● RAW RECORDS

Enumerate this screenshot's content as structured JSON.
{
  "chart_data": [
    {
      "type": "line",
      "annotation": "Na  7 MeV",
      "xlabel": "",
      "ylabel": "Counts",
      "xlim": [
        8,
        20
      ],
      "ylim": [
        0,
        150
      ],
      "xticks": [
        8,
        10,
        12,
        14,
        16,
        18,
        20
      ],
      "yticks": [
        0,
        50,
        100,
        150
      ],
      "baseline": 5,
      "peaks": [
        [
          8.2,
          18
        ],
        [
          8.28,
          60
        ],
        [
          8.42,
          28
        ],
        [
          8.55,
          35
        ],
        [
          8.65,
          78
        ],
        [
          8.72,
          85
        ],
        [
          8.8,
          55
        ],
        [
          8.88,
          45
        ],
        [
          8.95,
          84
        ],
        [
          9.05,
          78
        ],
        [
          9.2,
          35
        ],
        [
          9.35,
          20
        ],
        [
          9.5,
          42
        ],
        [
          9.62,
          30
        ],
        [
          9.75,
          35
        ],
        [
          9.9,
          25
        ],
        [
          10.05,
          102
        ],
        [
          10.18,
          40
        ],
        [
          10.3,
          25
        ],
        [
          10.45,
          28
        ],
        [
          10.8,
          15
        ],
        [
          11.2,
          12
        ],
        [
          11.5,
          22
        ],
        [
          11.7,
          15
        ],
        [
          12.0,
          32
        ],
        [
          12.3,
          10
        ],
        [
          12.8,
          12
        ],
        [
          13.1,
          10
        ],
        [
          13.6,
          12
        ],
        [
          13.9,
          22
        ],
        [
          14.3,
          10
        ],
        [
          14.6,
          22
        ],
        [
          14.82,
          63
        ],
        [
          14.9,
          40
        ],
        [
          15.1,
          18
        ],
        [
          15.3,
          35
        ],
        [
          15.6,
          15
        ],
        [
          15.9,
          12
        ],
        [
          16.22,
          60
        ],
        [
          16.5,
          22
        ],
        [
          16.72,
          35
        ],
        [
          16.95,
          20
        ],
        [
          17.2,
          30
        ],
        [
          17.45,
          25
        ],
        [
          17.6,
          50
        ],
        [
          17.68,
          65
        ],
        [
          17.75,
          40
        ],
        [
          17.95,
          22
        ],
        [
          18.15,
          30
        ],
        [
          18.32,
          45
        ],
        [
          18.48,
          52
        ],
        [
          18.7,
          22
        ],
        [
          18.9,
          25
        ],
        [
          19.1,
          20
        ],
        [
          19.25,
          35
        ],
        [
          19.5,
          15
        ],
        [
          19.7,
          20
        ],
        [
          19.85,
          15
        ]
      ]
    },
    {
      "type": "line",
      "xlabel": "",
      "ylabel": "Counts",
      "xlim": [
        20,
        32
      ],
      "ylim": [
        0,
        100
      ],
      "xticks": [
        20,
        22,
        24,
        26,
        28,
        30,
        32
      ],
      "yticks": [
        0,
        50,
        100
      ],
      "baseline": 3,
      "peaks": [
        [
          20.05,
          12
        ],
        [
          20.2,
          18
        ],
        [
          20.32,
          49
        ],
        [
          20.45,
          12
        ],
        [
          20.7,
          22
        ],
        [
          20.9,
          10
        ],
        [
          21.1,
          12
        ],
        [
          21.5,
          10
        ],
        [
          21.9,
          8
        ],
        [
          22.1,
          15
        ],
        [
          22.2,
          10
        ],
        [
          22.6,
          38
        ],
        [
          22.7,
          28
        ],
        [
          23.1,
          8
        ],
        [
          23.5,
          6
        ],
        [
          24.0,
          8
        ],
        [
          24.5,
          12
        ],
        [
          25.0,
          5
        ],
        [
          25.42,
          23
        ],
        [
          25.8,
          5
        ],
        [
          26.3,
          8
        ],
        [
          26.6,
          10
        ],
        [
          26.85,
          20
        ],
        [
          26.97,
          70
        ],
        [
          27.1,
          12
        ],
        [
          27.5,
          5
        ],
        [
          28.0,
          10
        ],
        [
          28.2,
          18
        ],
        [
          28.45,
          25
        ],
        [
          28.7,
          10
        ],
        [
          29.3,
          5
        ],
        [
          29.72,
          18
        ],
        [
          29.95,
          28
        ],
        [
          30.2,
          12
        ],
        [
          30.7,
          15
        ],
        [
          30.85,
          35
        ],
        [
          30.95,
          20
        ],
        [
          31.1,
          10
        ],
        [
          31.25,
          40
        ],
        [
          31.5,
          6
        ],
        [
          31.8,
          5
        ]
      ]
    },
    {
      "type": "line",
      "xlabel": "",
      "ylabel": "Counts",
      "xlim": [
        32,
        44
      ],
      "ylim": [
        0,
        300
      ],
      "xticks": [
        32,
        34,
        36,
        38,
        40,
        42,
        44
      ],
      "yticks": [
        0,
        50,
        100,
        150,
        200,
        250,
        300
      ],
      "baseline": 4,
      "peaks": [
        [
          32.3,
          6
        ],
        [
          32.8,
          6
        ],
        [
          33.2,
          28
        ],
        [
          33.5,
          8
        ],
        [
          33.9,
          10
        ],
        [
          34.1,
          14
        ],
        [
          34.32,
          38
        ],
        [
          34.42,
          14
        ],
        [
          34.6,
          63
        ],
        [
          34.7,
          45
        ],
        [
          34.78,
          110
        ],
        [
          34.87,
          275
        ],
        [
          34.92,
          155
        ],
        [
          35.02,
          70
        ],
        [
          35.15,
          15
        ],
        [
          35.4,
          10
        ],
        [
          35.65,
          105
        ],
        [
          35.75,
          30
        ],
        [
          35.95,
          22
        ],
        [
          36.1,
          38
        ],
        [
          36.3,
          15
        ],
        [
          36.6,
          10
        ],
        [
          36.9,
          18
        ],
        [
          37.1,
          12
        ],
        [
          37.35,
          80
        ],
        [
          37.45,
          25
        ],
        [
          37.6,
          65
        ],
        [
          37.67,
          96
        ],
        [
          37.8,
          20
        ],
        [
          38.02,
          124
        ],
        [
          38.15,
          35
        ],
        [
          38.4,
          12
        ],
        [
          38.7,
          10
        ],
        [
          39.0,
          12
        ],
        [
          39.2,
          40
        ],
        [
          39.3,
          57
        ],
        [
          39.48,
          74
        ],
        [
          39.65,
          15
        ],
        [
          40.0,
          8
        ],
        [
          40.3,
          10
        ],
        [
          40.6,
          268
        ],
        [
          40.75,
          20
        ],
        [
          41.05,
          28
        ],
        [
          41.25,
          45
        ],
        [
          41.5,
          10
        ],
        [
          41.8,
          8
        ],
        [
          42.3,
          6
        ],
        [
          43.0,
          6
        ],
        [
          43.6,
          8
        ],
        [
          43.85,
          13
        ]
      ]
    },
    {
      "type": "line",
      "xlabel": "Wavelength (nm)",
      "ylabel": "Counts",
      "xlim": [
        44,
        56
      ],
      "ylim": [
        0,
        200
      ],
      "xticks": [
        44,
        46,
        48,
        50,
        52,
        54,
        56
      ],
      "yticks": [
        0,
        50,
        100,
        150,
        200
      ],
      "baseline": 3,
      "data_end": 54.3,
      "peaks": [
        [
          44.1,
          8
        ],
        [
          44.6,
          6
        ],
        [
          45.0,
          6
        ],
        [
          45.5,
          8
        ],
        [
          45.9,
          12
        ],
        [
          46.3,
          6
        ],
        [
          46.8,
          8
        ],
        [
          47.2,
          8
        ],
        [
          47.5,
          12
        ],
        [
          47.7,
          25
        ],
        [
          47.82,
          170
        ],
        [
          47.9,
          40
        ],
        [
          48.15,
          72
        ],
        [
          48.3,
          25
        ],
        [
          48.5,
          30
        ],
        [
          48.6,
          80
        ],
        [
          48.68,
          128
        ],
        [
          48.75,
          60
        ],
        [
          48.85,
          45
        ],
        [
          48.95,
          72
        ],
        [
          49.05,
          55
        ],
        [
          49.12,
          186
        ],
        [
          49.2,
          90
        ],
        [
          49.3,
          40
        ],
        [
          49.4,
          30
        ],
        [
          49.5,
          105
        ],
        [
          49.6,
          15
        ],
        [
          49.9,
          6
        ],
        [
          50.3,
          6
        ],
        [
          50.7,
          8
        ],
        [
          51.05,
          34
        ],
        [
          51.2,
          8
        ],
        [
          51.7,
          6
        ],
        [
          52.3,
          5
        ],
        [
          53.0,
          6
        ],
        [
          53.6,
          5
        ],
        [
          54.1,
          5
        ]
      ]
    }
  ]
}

● SHORT PROBLEM
Go through the material and copy out every line with "baseline" in it.

● IN RESPONSE
      "baseline": 5,
      "baseline": 3,
      "baseline": 4,
      "baseline": 3,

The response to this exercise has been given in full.